++++ Data for processing

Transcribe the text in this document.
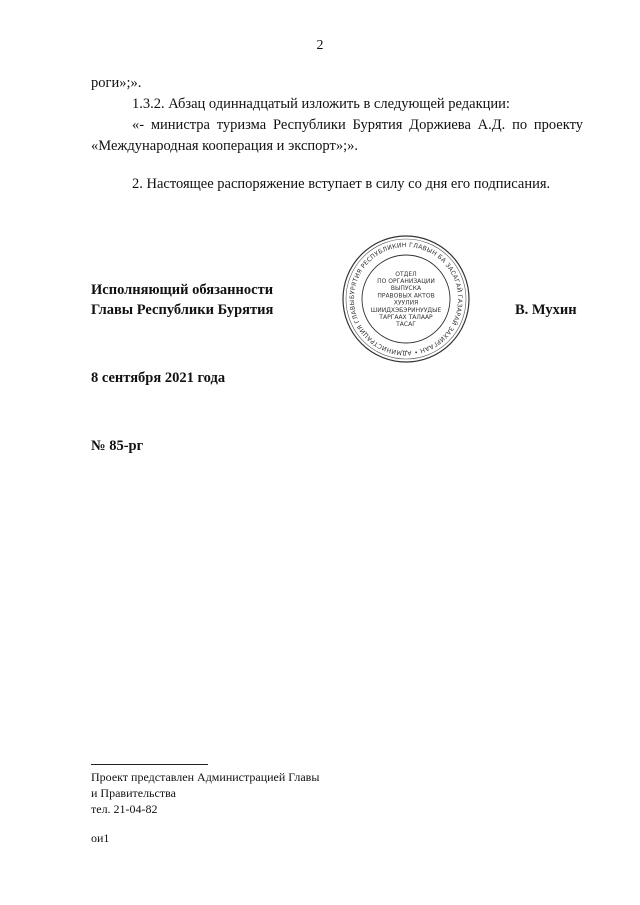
2
роги»;».
1.3.2. Абзац одиннадцатый изложить в следующей редакции:
«- министра туризма Республики Бурятия Доржиева А.Д. по проекту
«Международная кооперация и экспорт»;».
2. Настоящее распоряжение вступает в силу со дня его подписания.
Исполняющий обязанности
Главы Республики Бурятия
БУРЯТИЯ РЕСПУБЛИКИН ГЛАВЫН БА ЗАСАГАЙ ГАЗАРАЙ ЗАХИРГААН • АДМИНИСТРАЦИЯ ГЛАВЫ
ОТДЕЛ
ПО ОРГАНИЗАЦИИ
ВЫПУСКА
ПРАВОВЫХ АКТОВ
ХУУЛИЯ
ШИИДХЭБЭРИНУУДЫЕ
ТАРГААХ ТАЛААР
ТАСАГ
В. Мухин
8 сентября 2021 года
№ 85-рг
Проект представлен Администрацией Главы
и Правительства
тел. 21-04-82
ои1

++++++++

→ Work to complete
Every record above should be transcribed exactly; the pictures stay out of the copy.

→ Output for this task
Transcribe the text in this document.
2
роги»;».
1.3.2. Абзац одиннадцатый изложить в следующей редакции:
«- министра туризма Республики Бурятия Доржиева А.Д. по проекту
«Международная кооперация и экспорт»;».
2. Настоящее распоряжение вступает в силу со дня его подписания.
Исполняющий обязанности
Главы Республики Бурятия
БУРЯТИЯ РЕСПУБЛИКИН ГЛАВЫН БА ЗАСАГАЙ ГАЗАРАЙ ЗАХИРГААН • АДМИНИСТРАЦИЯ ГЛАВЫ
ОТДЕЛ
ПО ОРГАНИЗАЦИИ
ВЫПУСКА
ПРАВОВЫХ АКТОВ
ХУУЛИЯ
ШИИДХЭБЭРИНУУДЫЕ
ТАРГААХ ТАЛААР
ТАСАГ
В. Мухин
8 сентября 2021 года
№ 85-рг
Проект представлен Администрацией Главы
и Правительства
тел. 21-04-82
ои1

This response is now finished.